TESTO.
9 dicembre 2019
Aggiornato 05:00

Caro Giampaolo, l'alibi del gioco non è tutto

Il Milan è in netto ritardo, il tecnico prova a spiegare ma le giustificazioni iniziano a non reggere più

Marco Giampaolo, allenatore del Milan
Marco Giampaolo, allenatore del Milan ANSA

MILANO - Altro che bel gioco, altro che vincere e convincere, altro che testa alta e giocare a calcio, il Milan è ad oggi un'accozzaglia di giocatori messi in campo più o meno a casaccio da un allenatore confuso come non mai e crollato di fronte ad un'Inter guidata da un fuoriclasse della panchina come Antonio Conte, lui sì con idee chiare, esperienza, carisma e mentalità vincente, ovvero tutto ciò che manca ai dirimpettai rossoneri e a quel Giampaolo che da maestro (come qualcuno lo aveva dipinto in estate) si sta progressivamente accomodando dietro la lavagna.

Tempo

«Abbiamo bisogno di tempo», diceva Giampaolo dopo Milan-Brescia del 31 agosto. «Stiamo lavorando», ripeteva dopo Verona-Milan del 15 settembre. Dopo il derby, al di là di qualche timido tentativo di spiegare come la sua squadra sia stata vicina all'Inter prima di essere punita dagli episodi, il tecnico milanista è apparso spaesato in una realtà ancora troppo grande per lui che rischia di non arrivare mai a mettersi alla pari con una dimensione ed una piazza come Milano. Per la prima volta aveva lavorato per un'intera settimana con l'organico al completo, senza infortuni o viaggi per le nazionali, e dopo un mese di campionato e 80 giorni di lavoro, il popolo rossonero si aspettava una crescita.

Gioco

E invece nulla, il buio totale. Il Milan è stato sballottolato da un'Inter cinica ed esperta, Giampaolo è caduto con tutte le scarpe nel tranello che gli ha teso Conte e per l'ennesima volta non si è vista neanche l'ombra di quel gioco ordinato e riconoscibile che il tecnico di Giulianova aveva applicato per tre anni alla Sampdoria. Ma se per le prestazioni brillanti è lecito aspettare almeno un paio di mesi di campionato, ciò che maggiormente nel Milan di Giampaolo manca rispetto anche a quello di Gattuso è la grinta, la volontà, il coraggio.

Pessimismo

Mancano anima e cuore, nessun calciatore (escluso forse Donnarumma) spicca per personalità, anzi, anche qualcuno che sembrava averne maggiormente (Romagnoli e Biglia, ad esempio) sembra essere regredito, per non parlare di Piatek che da cecchino infallibile si sta trasformando in un ragazzo in difficoltà, prima emotiva e poi tattica. Giampaolo, insomma, più che divertire sta deprimendo, più che costruire sta distruggendo le poche certezze che il Milan aveva faticosamente acquisito. E non è, purtroppo, una mera questione di gioco, perchè l'impressione è che a questo tecnico manchi molto di più della capacità di disporre i calciatori in campo.

DATI REGISTRATI.
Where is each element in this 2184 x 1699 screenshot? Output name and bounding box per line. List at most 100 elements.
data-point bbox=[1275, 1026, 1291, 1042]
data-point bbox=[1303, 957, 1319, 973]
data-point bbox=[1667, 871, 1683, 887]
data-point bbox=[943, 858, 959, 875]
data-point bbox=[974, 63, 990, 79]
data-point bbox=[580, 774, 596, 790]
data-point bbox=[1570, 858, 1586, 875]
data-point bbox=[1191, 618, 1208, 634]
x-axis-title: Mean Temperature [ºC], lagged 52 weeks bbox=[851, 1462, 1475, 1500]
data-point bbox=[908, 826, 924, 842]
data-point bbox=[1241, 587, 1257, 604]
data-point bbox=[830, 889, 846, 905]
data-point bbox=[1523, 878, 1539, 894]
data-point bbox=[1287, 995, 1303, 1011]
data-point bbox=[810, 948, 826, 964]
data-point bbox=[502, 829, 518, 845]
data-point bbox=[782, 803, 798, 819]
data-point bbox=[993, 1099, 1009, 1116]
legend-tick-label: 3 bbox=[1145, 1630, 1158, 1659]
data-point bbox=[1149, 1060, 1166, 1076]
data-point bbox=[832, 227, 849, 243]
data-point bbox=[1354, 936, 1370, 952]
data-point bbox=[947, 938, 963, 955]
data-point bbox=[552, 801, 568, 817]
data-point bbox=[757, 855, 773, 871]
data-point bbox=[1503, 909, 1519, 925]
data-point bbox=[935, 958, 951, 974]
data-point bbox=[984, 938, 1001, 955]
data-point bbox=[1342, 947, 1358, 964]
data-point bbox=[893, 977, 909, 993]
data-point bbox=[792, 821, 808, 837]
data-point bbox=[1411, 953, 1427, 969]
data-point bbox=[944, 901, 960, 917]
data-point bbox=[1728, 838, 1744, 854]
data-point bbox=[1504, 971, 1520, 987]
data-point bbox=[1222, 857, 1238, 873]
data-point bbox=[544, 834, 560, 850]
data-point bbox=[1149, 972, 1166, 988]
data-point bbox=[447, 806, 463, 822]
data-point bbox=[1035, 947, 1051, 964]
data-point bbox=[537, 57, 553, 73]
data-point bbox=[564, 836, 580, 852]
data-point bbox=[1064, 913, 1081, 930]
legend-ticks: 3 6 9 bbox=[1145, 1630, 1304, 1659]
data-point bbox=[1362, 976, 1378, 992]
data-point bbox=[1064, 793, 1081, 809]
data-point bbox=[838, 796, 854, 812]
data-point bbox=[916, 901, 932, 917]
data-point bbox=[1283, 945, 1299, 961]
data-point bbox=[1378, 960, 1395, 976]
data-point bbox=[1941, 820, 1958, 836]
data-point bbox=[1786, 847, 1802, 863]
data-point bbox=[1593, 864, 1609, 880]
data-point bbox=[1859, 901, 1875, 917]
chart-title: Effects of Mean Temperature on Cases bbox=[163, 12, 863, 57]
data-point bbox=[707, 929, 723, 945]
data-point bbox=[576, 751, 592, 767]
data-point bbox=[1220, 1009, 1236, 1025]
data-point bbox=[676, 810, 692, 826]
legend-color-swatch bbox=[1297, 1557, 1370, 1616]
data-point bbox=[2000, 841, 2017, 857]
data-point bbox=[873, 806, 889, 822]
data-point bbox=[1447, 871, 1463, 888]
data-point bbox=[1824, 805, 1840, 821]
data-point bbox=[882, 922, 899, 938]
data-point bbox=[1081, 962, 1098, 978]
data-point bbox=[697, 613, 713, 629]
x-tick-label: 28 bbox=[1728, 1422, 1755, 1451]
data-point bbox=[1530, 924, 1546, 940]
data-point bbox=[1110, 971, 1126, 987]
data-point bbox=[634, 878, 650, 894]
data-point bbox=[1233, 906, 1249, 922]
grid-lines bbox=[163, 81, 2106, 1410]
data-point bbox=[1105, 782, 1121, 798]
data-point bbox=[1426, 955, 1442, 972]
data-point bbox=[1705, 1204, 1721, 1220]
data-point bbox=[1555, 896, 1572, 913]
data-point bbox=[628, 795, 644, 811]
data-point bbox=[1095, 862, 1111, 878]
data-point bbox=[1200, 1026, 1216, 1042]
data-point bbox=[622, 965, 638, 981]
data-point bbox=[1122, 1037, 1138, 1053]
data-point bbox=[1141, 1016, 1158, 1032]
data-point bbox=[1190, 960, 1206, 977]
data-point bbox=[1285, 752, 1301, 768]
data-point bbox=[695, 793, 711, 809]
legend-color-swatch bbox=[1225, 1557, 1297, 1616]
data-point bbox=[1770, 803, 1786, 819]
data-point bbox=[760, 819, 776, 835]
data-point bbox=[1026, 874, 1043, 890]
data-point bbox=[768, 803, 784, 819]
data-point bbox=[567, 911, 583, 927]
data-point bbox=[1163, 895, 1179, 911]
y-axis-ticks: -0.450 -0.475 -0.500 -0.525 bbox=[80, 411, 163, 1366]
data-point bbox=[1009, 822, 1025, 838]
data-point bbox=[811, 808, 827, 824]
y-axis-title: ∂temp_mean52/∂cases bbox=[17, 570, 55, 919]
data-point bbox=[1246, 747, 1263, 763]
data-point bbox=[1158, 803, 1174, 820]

COMPITO DA SVOLGERE.
Trascrivi fedelmente dall'articolo sul Milan di Giampaolo il passo che comincia con "9 dicembre 2019" e si conclude con "dietro la lavagna.". Le righe registrate non servono per svolgere il lavoro.

RISPOSTA ALL'ESERCIZIO.
9 dicembre 2019
Aggiornato 05:00

Caro Giampaolo, l'alibi del gioco non è tutto

Il Milan è in netto ritardo, il tecnico prova a spiegare ma le giustificazioni iniziano a non reggere più

Marco Giampaolo, allenatore del Milan
Marco Giampaolo, allenatore del Milan ANSA

MILANO - Altro che bel gioco, altro che vincere e convincere, altro che testa alta e giocare a calcio, il Milan è ad oggi un'accozzaglia di giocatori messi in campo più o meno a casaccio da un allenatore confuso come non mai e crollato di fronte ad un'Inter guidata da un fuoriclasse della panchina come Antonio Conte, lui sì con idee chiare, esperienza, carisma e mentalità vincente, ovvero tutto ciò che manca ai dirimpettai rossoneri e a quel Giampaolo che da maestro (come qualcuno lo aveva dipinto in estate) si sta progressivamente accomodando dietro la lavagna.